### WHAT THE TASK REQUIRES
Exactly as written, please set down all of the entries again, with no pictures.

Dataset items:

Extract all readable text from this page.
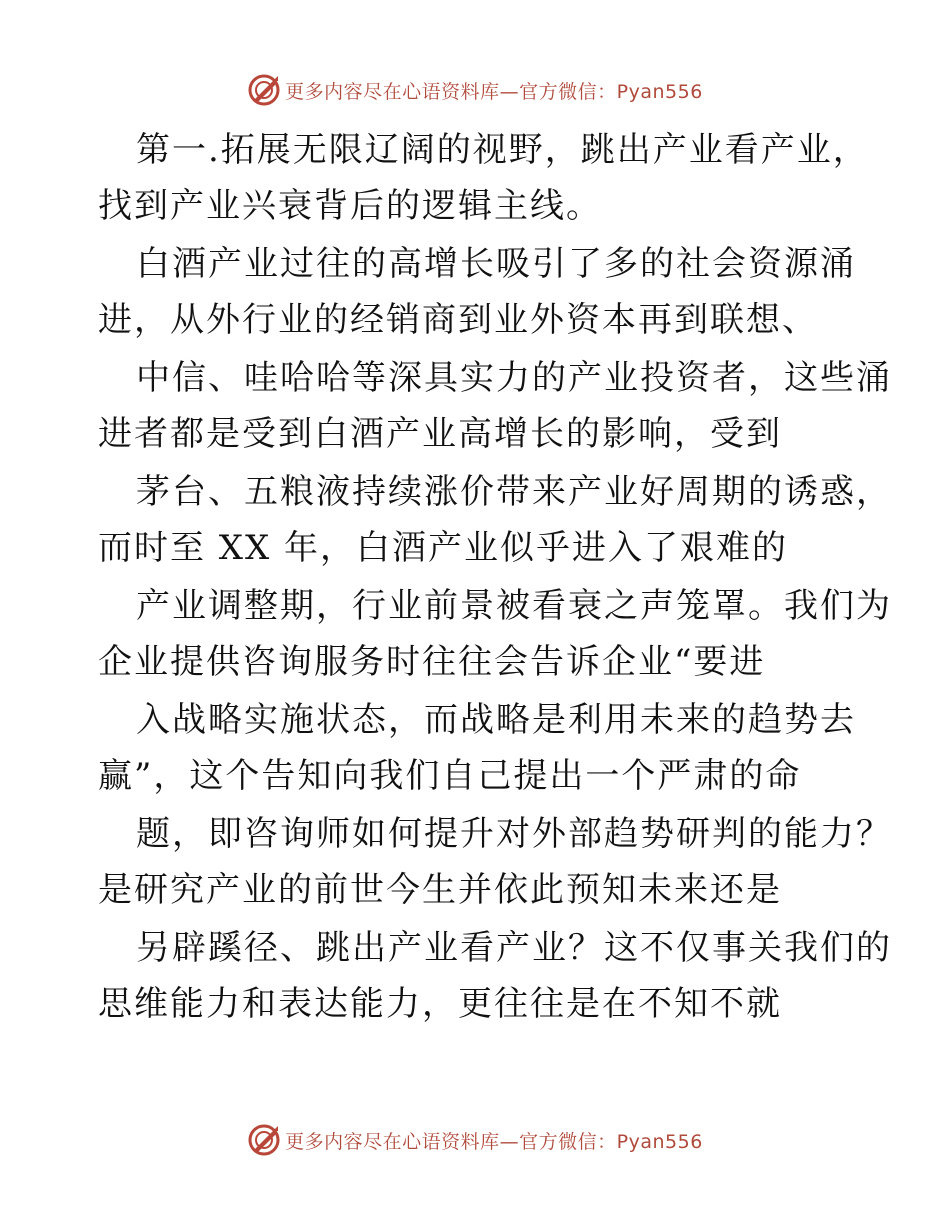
更多内容尽在心语资料库—官方微信：Pyan556
第一.拓展无限辽阔的视野，跳出产业看产业，
找到产业兴衰背后的逻辑主线。
白酒产业过往的高增长吸引了多的社会资源涌
进，从外行业的经销商到业外资本再到联想、
中信、哇哈哈等深具实力的产业投资者，这些涌
进者都是受到白酒产业高增长的影响，受到
茅台、五粮液持续涨价带来产业好周期的诱惑，
而时至 XX 年，白酒产业似乎进入了艰难的
产业调整期，行业前景被看衰之声笼罩。我们为
企业提供咨询服务时往往会告诉企业“要进
入战略实施状态，而战略是利用未来的趋势去
赢”，这个告知向我们自己提出一个严肃的命
题，即咨询师如何提升对外部趋势研判的能力？
是研究产业的前世今生并依此预知未来还是
另辟蹊径、跳出产业看产业？这不仅事关我们的
思维能力和表达能力，更往往是在不知不就
更多内容尽在心语资料库—官方微信：Pyan556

### WORKED ANSWER
Extract all readable text from this page.
更多内容尽在心语资料库—官方微信：Pyan556
第一.拓展无限辽阔的视野，跳出产业看产业，
找到产业兴衰背后的逻辑主线。
白酒产业过往的高增长吸引了多的社会资源涌
进，从外行业的经销商到业外资本再到联想、
中信、哇哈哈等深具实力的产业投资者，这些涌
进者都是受到白酒产业高增长的影响，受到
茅台、五粮液持续涨价带来产业好周期的诱惑，
而时至 XX 年，白酒产业似乎进入了艰难的
产业调整期，行业前景被看衰之声笼罩。我们为
企业提供咨询服务时往往会告诉企业“要进
入战略实施状态，而战略是利用未来的趋势去
赢”，这个告知向我们自己提出一个严肃的命
题，即咨询师如何提升对外部趋势研判的能力？
是研究产业的前世今生并依此预知未来还是
另辟蹊径、跳出产业看产业？这不仅事关我们的
思维能力和表达能力，更往往是在不知不就
更多内容尽在心语资料库—官方微信：Pyan556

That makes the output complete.